━━ Material provided ━━

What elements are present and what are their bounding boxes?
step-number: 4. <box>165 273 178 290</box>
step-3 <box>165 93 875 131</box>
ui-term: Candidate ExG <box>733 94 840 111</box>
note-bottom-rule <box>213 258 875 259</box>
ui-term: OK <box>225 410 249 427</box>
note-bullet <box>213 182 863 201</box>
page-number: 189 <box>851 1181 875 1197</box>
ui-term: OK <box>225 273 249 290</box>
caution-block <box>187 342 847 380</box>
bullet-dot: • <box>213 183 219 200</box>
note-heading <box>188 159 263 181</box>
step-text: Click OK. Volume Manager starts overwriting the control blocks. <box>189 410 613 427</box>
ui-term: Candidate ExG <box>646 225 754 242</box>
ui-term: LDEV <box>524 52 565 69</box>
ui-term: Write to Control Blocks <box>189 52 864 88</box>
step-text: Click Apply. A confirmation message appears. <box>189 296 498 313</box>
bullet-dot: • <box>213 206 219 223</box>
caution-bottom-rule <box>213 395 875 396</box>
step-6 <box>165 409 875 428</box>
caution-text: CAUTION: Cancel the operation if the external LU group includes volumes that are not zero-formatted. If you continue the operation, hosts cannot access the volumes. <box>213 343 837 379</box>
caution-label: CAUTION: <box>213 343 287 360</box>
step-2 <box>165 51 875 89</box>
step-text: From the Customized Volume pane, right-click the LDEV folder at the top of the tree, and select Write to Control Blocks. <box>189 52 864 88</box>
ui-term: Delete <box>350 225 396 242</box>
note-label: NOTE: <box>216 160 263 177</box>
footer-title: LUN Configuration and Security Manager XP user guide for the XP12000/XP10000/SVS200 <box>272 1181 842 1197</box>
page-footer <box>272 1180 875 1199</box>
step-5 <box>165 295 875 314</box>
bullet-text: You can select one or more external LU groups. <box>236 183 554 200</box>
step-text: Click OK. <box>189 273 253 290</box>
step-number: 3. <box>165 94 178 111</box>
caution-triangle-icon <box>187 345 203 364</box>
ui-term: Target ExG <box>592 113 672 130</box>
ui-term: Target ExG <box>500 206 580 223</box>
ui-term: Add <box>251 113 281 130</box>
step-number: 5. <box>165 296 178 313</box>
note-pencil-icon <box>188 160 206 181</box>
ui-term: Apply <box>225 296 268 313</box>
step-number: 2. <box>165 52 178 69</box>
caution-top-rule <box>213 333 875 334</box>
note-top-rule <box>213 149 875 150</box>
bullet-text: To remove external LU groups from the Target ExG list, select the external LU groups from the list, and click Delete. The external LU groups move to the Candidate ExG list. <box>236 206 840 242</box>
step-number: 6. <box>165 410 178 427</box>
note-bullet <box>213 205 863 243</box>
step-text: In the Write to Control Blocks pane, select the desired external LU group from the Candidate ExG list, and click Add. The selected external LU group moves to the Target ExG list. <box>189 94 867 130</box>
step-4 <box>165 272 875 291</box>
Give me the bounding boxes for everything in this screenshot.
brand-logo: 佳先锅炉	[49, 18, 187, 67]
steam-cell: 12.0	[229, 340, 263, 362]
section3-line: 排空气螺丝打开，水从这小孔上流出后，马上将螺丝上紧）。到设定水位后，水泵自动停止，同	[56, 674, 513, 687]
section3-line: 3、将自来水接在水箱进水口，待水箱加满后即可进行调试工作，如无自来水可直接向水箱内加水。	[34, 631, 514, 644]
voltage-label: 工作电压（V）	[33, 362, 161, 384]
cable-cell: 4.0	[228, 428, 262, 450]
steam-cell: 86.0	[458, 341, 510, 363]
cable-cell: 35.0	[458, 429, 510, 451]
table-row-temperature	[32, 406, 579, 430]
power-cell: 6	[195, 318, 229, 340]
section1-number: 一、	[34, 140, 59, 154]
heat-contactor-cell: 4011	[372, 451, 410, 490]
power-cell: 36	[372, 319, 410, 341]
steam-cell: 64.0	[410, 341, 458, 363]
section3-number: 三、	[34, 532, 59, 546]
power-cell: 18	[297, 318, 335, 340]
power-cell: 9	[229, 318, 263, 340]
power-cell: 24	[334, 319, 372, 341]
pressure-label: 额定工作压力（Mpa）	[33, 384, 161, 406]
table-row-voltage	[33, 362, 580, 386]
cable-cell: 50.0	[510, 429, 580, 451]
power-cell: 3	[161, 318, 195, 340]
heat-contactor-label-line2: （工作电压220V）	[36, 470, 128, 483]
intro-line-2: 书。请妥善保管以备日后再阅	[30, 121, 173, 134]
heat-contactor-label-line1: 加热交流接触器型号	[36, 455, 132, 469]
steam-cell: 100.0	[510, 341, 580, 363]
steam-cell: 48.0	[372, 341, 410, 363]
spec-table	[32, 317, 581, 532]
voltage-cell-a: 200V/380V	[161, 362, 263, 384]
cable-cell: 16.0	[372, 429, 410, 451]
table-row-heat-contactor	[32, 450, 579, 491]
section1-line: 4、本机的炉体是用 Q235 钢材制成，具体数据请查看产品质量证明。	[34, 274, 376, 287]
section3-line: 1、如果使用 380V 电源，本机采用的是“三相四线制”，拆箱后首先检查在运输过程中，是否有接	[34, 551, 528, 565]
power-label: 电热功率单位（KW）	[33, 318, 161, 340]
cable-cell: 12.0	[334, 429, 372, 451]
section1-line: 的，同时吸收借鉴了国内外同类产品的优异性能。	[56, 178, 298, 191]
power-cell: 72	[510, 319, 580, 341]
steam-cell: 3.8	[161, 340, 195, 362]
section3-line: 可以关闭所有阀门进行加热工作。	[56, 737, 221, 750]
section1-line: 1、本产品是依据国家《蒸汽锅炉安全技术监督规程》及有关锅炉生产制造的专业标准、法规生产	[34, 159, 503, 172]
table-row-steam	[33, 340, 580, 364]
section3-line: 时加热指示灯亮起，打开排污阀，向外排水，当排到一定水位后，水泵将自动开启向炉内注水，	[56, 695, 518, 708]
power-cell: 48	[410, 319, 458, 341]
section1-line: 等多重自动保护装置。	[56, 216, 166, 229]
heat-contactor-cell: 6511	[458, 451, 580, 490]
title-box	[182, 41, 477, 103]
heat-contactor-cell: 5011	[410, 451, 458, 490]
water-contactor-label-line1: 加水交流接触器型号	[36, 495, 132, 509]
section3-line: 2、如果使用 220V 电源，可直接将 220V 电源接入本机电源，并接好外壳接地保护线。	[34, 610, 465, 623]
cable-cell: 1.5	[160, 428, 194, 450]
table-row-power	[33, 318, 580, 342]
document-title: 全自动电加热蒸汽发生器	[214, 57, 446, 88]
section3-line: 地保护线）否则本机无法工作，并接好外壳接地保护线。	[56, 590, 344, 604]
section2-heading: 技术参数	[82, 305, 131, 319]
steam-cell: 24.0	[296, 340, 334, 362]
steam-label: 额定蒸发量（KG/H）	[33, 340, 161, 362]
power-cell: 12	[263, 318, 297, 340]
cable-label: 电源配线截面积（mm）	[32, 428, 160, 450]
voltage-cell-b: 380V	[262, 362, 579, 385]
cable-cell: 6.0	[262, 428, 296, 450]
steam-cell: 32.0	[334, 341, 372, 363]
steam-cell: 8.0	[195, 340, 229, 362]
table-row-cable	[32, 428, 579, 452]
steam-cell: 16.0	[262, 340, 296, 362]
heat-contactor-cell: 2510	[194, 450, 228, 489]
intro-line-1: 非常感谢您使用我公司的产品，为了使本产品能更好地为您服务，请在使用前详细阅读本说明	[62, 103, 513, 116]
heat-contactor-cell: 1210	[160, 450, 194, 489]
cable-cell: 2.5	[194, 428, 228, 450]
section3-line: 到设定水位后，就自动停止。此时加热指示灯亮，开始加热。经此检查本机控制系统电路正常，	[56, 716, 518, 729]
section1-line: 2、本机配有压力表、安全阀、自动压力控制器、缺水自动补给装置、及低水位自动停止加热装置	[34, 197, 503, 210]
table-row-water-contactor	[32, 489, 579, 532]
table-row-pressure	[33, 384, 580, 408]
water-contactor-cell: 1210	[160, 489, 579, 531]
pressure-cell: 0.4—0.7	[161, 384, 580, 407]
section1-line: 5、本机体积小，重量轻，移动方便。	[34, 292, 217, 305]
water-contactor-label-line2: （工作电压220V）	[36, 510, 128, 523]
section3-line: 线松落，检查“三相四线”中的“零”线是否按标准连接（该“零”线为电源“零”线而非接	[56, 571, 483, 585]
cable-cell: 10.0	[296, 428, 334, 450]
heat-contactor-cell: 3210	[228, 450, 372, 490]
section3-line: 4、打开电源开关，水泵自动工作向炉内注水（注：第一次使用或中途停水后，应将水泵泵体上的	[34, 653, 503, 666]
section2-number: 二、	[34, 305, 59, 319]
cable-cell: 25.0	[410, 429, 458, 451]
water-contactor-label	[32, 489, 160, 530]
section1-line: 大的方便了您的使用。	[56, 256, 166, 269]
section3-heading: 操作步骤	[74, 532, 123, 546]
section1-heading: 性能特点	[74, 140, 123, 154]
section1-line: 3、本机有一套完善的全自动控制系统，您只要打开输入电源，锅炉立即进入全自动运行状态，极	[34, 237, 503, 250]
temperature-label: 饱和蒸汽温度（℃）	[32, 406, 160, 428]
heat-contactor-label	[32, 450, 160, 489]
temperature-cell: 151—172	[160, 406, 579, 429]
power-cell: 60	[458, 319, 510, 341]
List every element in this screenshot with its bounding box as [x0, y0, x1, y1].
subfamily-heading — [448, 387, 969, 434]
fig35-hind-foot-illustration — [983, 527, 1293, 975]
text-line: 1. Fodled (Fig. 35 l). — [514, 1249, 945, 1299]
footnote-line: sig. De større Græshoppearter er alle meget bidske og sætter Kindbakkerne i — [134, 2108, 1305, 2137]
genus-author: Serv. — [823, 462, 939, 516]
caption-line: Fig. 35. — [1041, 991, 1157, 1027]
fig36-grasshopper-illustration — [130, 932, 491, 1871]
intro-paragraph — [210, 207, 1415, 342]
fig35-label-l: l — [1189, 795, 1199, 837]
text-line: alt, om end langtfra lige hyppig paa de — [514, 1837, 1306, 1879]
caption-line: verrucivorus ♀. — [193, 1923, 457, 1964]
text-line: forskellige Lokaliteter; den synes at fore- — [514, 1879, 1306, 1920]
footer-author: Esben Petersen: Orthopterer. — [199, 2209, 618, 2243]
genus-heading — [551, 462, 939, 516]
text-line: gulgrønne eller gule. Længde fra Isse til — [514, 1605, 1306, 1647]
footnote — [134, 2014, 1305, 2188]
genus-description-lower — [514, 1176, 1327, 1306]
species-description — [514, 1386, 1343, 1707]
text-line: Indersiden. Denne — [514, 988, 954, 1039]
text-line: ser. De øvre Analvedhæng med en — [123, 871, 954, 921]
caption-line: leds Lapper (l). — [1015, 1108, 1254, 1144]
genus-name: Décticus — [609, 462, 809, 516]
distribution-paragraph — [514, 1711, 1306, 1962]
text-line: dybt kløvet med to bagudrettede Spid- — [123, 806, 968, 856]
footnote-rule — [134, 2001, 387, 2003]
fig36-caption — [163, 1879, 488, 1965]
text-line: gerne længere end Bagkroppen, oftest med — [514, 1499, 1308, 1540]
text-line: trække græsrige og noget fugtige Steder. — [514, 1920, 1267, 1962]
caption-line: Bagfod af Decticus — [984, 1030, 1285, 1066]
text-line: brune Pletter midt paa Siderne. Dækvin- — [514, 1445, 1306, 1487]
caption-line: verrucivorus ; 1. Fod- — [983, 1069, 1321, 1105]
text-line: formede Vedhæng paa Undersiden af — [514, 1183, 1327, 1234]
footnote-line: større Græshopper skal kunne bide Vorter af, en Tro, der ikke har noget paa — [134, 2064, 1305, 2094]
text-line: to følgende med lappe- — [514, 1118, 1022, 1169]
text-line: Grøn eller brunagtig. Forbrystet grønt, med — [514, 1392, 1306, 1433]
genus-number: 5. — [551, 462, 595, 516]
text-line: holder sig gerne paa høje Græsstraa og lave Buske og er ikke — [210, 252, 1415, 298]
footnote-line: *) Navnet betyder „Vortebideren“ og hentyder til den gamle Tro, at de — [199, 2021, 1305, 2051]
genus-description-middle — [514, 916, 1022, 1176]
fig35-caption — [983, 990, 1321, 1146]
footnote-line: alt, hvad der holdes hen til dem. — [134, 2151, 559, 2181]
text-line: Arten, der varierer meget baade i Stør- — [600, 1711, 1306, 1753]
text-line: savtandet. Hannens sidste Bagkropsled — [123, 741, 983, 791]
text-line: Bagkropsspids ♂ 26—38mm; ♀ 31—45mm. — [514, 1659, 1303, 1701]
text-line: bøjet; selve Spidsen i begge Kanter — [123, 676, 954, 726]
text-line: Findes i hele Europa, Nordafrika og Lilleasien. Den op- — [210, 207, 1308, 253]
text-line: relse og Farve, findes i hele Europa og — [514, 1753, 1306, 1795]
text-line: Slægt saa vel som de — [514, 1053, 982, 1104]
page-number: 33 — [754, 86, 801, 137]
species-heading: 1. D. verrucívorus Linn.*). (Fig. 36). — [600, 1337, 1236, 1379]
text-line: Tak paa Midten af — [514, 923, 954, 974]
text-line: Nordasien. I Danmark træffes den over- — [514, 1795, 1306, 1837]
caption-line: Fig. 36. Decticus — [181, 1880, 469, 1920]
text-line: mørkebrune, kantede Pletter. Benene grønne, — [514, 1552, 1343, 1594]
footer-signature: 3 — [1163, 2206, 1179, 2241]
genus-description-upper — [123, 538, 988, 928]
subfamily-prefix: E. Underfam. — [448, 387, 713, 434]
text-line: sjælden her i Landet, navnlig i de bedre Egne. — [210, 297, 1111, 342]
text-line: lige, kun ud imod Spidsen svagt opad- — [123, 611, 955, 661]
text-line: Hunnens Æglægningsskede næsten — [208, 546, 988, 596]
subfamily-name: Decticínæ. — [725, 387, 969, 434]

━━━

* Directive *
Report every line of the entries above that contains the word "eller", matching case exactly.

* Solution for this exercise *
text-line: gulgrønne eller gule. Længde fra Isse til — [514, 1605, 1306, 1647]
text-line: Grøn eller brunagtig. Forbrystet grønt, med — [514, 1392, 1306, 1433]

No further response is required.